(Collection entries)

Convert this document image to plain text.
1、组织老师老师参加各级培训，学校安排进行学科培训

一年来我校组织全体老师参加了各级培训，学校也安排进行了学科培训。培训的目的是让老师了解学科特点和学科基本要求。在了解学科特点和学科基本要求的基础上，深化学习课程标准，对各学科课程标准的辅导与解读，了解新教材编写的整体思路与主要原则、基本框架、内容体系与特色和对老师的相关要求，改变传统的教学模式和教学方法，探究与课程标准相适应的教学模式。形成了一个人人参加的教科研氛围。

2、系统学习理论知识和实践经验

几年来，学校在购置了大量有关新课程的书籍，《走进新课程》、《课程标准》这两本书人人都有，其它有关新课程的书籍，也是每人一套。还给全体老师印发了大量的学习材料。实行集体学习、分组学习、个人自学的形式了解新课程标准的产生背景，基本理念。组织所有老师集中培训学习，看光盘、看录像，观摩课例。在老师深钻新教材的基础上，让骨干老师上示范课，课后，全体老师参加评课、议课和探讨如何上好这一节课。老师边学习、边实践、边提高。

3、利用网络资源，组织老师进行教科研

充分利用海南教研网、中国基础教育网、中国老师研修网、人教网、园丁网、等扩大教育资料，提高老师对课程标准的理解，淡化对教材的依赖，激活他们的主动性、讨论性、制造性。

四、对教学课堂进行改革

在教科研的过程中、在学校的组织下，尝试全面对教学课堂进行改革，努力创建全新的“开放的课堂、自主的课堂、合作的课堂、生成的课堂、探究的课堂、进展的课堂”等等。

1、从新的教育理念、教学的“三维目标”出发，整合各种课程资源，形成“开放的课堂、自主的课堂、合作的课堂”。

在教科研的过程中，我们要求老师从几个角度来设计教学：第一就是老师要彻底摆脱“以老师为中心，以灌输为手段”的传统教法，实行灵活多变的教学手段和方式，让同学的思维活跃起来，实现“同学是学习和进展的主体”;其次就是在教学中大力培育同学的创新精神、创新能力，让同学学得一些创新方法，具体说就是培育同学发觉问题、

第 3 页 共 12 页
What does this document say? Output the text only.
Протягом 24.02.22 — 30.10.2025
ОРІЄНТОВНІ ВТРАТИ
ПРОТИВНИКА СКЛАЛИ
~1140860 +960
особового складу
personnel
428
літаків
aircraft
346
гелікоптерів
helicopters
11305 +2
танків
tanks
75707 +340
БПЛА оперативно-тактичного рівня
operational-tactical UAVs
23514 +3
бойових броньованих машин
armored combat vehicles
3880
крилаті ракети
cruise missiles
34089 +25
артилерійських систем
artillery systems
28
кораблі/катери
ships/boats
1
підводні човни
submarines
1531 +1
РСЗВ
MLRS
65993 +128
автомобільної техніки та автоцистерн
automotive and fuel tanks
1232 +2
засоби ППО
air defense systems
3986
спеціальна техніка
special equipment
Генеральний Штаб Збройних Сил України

[The request]
From the entries above, copy each line holding "在教科研的过程中".

[Solved exercise]
在教科研的过程中、在学校的组织下，尝试全面对教学课堂进行改革，努力创建全新的“开放的课堂、自主的课堂、合作的课堂、生成的课堂、探究的课堂、进展的课堂”等等。
在教科研的过程中，我们要求老师从几个角度来设计教学：第一就是老师要彻底摆脱“以老师为中心，以灌输为手段”的传统教法，实行灵活多变的教学手段和方式，让同学的思维活跃起来，实现“同学是学习和进展的主体”;其次就是在教学中大力培育同学的创新精神、创新能力，让同学学得一些创新方法，具体说就是培育同学发觉问题、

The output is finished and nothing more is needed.